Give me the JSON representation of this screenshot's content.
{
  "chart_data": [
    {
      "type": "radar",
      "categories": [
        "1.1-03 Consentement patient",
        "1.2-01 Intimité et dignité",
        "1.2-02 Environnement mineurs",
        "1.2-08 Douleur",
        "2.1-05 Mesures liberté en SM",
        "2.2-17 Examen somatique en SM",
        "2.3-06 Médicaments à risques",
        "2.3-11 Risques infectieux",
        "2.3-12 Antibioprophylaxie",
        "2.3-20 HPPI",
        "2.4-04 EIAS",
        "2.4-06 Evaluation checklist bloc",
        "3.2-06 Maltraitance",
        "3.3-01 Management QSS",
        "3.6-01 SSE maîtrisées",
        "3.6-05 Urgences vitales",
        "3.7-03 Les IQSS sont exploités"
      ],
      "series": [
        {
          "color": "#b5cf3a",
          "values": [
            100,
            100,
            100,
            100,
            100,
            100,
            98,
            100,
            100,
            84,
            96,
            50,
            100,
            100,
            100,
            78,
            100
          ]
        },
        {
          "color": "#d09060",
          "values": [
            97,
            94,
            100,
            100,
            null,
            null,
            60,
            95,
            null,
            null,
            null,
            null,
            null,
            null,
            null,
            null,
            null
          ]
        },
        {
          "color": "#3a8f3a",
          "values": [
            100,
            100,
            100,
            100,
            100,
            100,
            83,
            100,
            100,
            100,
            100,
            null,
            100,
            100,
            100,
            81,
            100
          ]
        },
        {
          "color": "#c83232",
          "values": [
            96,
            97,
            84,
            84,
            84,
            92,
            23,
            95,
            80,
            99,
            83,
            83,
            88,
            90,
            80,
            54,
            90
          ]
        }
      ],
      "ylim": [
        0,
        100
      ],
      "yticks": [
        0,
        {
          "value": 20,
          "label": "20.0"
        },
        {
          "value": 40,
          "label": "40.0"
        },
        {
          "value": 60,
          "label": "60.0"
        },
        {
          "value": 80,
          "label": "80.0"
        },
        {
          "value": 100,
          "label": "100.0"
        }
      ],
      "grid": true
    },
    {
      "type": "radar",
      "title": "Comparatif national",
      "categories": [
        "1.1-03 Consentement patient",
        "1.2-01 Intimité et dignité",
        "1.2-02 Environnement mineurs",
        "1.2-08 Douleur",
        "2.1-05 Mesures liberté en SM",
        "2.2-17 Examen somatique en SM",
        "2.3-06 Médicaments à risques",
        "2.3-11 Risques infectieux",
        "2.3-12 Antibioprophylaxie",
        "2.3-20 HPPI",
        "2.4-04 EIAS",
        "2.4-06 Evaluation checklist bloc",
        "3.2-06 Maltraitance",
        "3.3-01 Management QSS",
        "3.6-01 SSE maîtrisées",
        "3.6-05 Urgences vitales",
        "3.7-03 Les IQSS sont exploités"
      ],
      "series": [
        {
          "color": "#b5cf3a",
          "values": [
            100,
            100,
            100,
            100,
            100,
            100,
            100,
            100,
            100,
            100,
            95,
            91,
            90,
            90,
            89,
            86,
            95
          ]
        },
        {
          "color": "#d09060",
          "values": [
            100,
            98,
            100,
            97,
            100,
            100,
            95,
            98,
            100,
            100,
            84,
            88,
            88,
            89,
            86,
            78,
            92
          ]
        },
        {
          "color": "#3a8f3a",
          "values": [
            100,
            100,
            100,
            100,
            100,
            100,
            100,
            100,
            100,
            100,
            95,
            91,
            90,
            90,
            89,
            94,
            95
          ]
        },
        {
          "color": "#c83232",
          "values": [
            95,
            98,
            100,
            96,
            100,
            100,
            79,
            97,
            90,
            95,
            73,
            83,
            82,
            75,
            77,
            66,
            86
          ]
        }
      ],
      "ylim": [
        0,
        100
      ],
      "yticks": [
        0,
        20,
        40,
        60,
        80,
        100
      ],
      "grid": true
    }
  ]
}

◆ Directions
Transcribe the material above word for word.

◆ Response for this exercise
Give me the JSON representation of this screenshot's content.
{
  "chart_data": [
    {
      "type": "radar",
      "categories": [
        "1.1-03 Consentement patient",
        "1.2-01 Intimité et dignité",
        "1.2-02 Environnement mineurs",
        "1.2-08 Douleur",
        "2.1-05 Mesures liberté en SM",
        "2.2-17 Examen somatique en SM",
        "2.3-06 Médicaments à risques",
        "2.3-11 Risques infectieux",
        "2.3-12 Antibioprophylaxie",
        "2.3-20 HPPI",
        "2.4-04 EIAS",
        "2.4-06 Evaluation checklist bloc",
        "3.2-06 Maltraitance",
        "3.3-01 Management QSS",
        "3.6-01 SSE maîtrisées",
        "3.6-05 Urgences vitales",
        "3.7-03 Les IQSS sont exploités"
      ],
      "series": [
        {
          "color": "#b5cf3a",
          "values": [
            100,
            100,
            100,
            100,
            100,
            100,
            98,
            100,
            100,
            84,
            96,
            50,
            100,
            100,
            100,
            78,
            100
          ]
        },
        {
          "color": "#d09060",
          "values": [
            97,
            94,
            100,
            100,
            null,
            null,
            60,
            95,
            null,
            null,
            null,
            null,
            null,
            null,
            null,
            null,
            null
          ]
        },
        {
          "color": "#3a8f3a",
          "values": [
            100,
            100,
            100,
            100,
            100,
            100,
            83,
            100,
            100,
            100,
            100,
            null,
            100,
            100,
            100,
            81,
            100
          ]
        },
        {
          "color": "#c83232",
          "values": [
            96,
            97,
            84,
            84,
            84,
            92,
            23,
            95,
            80,
            99,
            83,
            83,
            88,
            90,
            80,
            54,
            90
          ]
        }
      ],
      "ylim": [
        0,
        100
      ],
      "yticks": [
        0,
        {
          "value": 20,
          "label": "20.0"
        },
        {
          "value": 40,
          "label": "40.0"
        },
        {
          "value": 60,
          "label": "60.0"
        },
        {
          "value": 80,
          "label": "80.0"
        },
        {
          "value": 100,
          "label": "100.0"
        }
      ],
      "grid": true
    },
    {
      "type": "radar",
      "title": "Comparatif national",
      "categories": [
        "1.1-03 Consentement patient",
        "1.2-01 Intimité et dignité",
        "1.2-02 Environnement mineurs",
        "1.2-08 Douleur",
        "2.1-05 Mesures liberté en SM",
        "2.2-17 Examen somatique en SM",
        "2.3-06 Médicaments à risques",
        "2.3-11 Risques infectieux",
        "2.3-12 Antibioprophylaxie",
        "2.3-20 HPPI",
        "2.4-04 EIAS",
        "2.4-06 Evaluation checklist bloc",
        "3.2-06 Maltraitance",
        "3.3-01 Management QSS",
        "3.6-01 SSE maîtrisées",
        "3.6-05 Urgences vitales",
        "3.7-03 Les IQSS sont exploités"
      ],
      "series": [
        {
          "color": "#b5cf3a",
          "values": [
            100,
            100,
            100,
            100,
            100,
            100,
            100,
            100,
            100,
            100,
            95,
            91,
            90,
            90,
            89,
            86,
            95
          ]
        },
        {
          "color": "#d09060",
          "values": [
            100,
            98,
            100,
            97,
            100,
            100,
            95,
            98,
            100,
            100,
            84,
            88,
            88,
            89,
            86,
            78,
            92
          ]
        },
        {
          "color": "#3a8f3a",
          "values": [
            100,
            100,
            100,
            100,
            100,
            100,
            100,
            100,
            100,
            100,
            95,
            91,
            90,
            90,
            89,
            94,
            95
          ]
        },
        {
          "color": "#c83232",
          "values": [
            95,
            98,
            100,
            96,
            100,
            100,
            79,
            97,
            90,
            95,
            73,
            83,
            82,
            75,
            77,
            66,
            86
          ]
        }
      ],
      "ylim": [
        0,
        100
      ],
      "yticks": [
        0,
        20,
        40,
        60,
        80,
        100
      ],
      "grid": true
    }
  ]
}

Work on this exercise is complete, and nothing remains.